> [Page extract]:
An organizer with a change of clothes and a heating pad is always good to keep nearby. For bed linens, light sheets and blankets will be easier to move without having to adjust your position if you get too hot or cold while sleeping.
Stick To a Sleep Schedule
This tip goes hand in hand with nap limitations. If your circadian rhythm is on track, the easier it will be to fight daytime drowsiness. Restoring and healing your body does take a lot of energy, and is best done when sleep is continuous and uninterrupted. If you are struggling to stick to a sleep schedule, pay attention to your caffeine intake, level of daily physical activity, and your nighttime routine.
Use Ice and Heat
If pain is keeping you from falling asleep, practice good pain management by wearing comfortable clothing and proper body positioning in all activities that you might engage in throughout the day. Following the heat and ice instructions provided by your doctor will help relieve tension or muscle pain, making it easier to drift off to dreamland.
Follow your Rehabilitation Instructions
It is imperative that a patient carefully follows their rehabilitation plan post-operation. Stretching and exercise within the realms of your rehabilitation plan with enhance your recovery and aid in the prevention of future pain. Movement has many added benefits as a mood-enhancer, and the activity should help you sleep more soundly.

> [Exercise description]: Write the next part of the sleep tips for recovery after surgery, picking up from the point where they stop. The records that follow are separate material with no connection to the text.

(Dataset entries)
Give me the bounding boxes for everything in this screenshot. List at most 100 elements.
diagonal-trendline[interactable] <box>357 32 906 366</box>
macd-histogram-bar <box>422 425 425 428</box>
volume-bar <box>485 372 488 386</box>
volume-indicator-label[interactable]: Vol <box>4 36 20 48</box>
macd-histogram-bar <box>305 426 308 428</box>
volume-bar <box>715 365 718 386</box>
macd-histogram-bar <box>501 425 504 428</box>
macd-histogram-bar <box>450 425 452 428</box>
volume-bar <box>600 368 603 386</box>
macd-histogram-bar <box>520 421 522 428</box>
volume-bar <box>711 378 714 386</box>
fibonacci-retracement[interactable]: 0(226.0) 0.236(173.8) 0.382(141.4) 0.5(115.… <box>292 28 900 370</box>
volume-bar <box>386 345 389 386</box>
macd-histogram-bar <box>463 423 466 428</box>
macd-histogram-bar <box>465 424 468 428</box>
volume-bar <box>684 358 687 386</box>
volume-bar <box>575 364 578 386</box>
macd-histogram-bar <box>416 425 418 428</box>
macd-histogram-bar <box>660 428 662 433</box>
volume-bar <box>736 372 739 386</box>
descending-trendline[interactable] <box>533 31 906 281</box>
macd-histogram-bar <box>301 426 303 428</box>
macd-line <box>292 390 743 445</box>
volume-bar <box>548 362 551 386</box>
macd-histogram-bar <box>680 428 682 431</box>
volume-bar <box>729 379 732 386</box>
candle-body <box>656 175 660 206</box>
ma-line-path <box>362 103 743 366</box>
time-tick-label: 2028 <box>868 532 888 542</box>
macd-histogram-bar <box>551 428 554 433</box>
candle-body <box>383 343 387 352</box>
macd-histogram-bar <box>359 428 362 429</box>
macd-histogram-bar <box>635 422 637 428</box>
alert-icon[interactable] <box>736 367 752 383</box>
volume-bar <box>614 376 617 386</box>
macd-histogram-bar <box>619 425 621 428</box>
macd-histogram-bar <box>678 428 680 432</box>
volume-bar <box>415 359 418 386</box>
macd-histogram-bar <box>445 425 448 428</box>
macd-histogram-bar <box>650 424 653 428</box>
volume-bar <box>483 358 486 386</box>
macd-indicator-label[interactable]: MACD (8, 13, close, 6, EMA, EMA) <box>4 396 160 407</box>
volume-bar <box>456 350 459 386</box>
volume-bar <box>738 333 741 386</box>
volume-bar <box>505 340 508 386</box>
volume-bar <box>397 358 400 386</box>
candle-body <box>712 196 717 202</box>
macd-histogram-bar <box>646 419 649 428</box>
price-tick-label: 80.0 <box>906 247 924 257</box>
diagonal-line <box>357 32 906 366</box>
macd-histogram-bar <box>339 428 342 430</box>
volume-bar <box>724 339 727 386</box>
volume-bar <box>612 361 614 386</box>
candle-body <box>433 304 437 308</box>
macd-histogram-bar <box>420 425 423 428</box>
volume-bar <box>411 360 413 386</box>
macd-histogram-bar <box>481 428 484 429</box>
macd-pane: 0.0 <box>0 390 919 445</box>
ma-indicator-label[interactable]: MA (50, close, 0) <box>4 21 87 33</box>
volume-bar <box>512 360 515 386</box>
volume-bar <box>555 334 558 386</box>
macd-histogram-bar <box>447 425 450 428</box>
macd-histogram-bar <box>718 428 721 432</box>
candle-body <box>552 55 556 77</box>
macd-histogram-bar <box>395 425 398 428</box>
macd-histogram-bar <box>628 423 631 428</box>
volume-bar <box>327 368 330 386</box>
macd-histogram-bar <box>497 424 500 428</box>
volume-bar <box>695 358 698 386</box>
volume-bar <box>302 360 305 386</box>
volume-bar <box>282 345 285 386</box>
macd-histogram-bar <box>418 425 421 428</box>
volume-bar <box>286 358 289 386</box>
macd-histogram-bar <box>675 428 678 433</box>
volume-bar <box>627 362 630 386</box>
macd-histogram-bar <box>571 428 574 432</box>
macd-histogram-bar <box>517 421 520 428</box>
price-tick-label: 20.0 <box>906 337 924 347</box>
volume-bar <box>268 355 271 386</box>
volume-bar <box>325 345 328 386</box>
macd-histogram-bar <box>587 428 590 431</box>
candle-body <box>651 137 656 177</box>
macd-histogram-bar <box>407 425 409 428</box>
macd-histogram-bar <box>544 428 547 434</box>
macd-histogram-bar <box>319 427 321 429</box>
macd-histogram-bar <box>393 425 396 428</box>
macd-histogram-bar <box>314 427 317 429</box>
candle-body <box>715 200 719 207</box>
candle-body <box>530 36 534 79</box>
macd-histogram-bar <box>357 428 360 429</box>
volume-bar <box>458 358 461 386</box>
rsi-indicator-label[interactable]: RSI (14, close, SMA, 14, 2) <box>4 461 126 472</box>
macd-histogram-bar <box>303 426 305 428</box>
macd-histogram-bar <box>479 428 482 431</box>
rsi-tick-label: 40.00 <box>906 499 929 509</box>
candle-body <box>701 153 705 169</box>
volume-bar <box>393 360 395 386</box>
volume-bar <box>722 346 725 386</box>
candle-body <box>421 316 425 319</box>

> [Written answer]:
Pillows and Mattress
The goal to sleeping post-surgery, whether it be on your side or back, is to maintain proper alignment. The right pillows will be helpful to add support where it is needed, so you can heal in the proper position and remain comfortable while your body recovers.
Sleeping with your spine properly aligned is the best way to have a truly good night’s rest and minimize your pain. A firmer sleep surface will be best post-operation, because a softer mattress will absorb your weight and cradle the body, making it more difficult to get out of bed or safely change positions.
Take it from us, or take it from spinal surgeon, Dr. Stefano Sinicropi of Centennial Lakes Medical Center. He suggests considering the support level of your pillows and mattress. If you’ve had your mattress or pillows for a long time, it might be wise to replace them.
How a Natural Form Mattress Can Help You Heal Post-Surgery
Our patented and sophisticated technology is featured in 1,200 hospitals across the country. Clinically tested and trusted, our adjustable technology will allow you to fine tune your support both pre and post-surgery.
The technology uses air to naturally keep your spine properly aligned. Without pumps or motors, the system will provide pressure relief to all parts of your body. As you adjust positions, the mattress will adapt and adjust with you.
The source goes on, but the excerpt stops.